#### [WHAT YOU NEED TO DO]
All of the material below is to be returned exactly.

### DATASET RECORDS ###

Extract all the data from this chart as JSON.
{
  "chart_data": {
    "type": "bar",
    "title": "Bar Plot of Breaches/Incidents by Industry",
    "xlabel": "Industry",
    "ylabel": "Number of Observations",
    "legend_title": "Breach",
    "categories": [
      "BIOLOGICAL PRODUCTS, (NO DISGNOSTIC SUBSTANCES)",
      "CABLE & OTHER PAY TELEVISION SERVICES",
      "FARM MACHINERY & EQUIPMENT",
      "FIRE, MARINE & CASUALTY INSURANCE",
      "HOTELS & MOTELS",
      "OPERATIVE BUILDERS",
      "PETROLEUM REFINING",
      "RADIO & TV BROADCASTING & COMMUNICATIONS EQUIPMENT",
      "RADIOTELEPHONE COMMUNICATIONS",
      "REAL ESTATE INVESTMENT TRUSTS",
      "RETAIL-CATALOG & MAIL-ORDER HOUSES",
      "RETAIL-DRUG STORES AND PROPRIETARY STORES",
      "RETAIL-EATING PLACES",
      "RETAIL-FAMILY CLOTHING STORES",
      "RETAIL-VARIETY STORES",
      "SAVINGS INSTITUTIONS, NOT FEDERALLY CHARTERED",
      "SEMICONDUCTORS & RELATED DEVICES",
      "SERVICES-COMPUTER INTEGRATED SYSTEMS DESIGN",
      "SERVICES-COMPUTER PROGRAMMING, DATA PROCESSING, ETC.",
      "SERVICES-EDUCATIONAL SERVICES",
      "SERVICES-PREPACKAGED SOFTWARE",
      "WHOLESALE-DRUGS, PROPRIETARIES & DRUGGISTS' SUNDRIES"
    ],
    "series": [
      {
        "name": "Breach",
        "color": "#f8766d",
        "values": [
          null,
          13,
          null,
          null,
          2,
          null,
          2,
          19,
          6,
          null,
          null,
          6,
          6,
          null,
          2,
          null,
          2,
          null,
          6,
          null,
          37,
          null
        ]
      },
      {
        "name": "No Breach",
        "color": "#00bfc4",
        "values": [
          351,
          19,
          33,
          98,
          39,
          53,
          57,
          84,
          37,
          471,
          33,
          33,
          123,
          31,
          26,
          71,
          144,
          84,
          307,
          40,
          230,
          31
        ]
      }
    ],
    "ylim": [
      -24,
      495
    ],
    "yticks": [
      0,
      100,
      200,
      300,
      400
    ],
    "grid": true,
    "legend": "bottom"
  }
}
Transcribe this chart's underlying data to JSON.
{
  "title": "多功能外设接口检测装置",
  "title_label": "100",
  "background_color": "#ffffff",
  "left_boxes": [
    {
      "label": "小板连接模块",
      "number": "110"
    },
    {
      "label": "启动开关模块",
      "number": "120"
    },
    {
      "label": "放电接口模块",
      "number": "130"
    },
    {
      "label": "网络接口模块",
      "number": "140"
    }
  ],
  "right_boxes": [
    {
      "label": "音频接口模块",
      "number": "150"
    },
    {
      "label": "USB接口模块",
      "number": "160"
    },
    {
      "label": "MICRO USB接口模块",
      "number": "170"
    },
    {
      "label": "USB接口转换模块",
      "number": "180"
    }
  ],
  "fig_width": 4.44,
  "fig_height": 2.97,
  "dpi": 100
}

###

#### [REPLY TO THE EXERCISE]
Extract all the data from this chart as JSON.
{
  "chart_data": {
    "type": "bar",
    "title": "Bar Plot of Breaches/Incidents by Industry",
    "xlabel": "Industry",
    "ylabel": "Number of Observations",
    "legend_title": "Breach",
    "categories": [
      "BIOLOGICAL PRODUCTS, (NO DISGNOSTIC SUBSTANCES)",
      "CABLE & OTHER PAY TELEVISION SERVICES",
      "FARM MACHINERY & EQUIPMENT",
      "FIRE, MARINE & CASUALTY INSURANCE",
      "HOTELS & MOTELS",
      "OPERATIVE BUILDERS",
      "PETROLEUM REFINING",
      "RADIO & TV BROADCASTING & COMMUNICATIONS EQUIPMENT",
      "RADIOTELEPHONE COMMUNICATIONS",
      "REAL ESTATE INVESTMENT TRUSTS",
      "RETAIL-CATALOG & MAIL-ORDER HOUSES",
      "RETAIL-DRUG STORES AND PROPRIETARY STORES",
      "RETAIL-EATING PLACES",
      "RETAIL-FAMILY CLOTHING STORES",
      "RETAIL-VARIETY STORES",
      "SAVINGS INSTITUTIONS, NOT FEDERALLY CHARTERED",
      "SEMICONDUCTORS & RELATED DEVICES",
      "SERVICES-COMPUTER INTEGRATED SYSTEMS DESIGN",
      "SERVICES-COMPUTER PROGRAMMING, DATA PROCESSING, ETC.",
      "SERVICES-EDUCATIONAL SERVICES",
      "SERVICES-PREPACKAGED SOFTWARE",
      "WHOLESALE-DRUGS, PROPRIETARIES & DRUGGISTS' SUNDRIES"
    ],
    "series": [
      {
        "name": "Breach",
        "color": "#f8766d",
        "values": [
          null,
          13,
          null,
          null,
          2,
          null,
          2,
          19,
          6,
          null,
          null,
          6,
          6,
          null,
          2,
          null,
          2,
          null,
          6,
          null,
          37,
          null
        ]
      },
      {
        "name": "No Breach",
        "color": "#00bfc4",
        "values": [
          351,
          19,
          33,
          98,
          39,
          53,
          57,
          84,
          37,
          471,
          33,
          33,
          123,
          31,
          26,
          71,
          144,
          84,
          307,
          40,
          230,
          31
        ]
      }
    ],
    "ylim": [
      -24,
      495
    ],
    "yticks": [
      0,
      100,
      200,
      300,
      400
    ],
    "grid": true,
    "legend": "bottom"
  }
}
Transcribe this chart's underlying data to JSON.
{
  "title": "多功能外设接口检测装置",
  "title_label": "100",
  "background_color": "#ffffff",
  "left_boxes": [
    {
      "label": "小板连接模块",
      "number": "110"
    },
    {
      "label": "启动开关模块",
      "number": "120"
    },
    {
      "label": "放电接口模块",
      "number": "130"
    },
    {
      "label": "网络接口模块",
      "number": "140"
    }
  ],
  "right_boxes": [
    {
      "label": "音频接口模块",
      "number": "150"
    },
    {
      "label": "USB接口模块",
      "number": "160"
    },
    {
      "label": "MICRO USB接口模块",
      "number": "170"
    },
    {
      "label": "USB接口转换模块",
      "number": "180"
    }
  ],
  "fig_width": 4.44,
  "fig_height": 2.97,
  "dpi": 100
}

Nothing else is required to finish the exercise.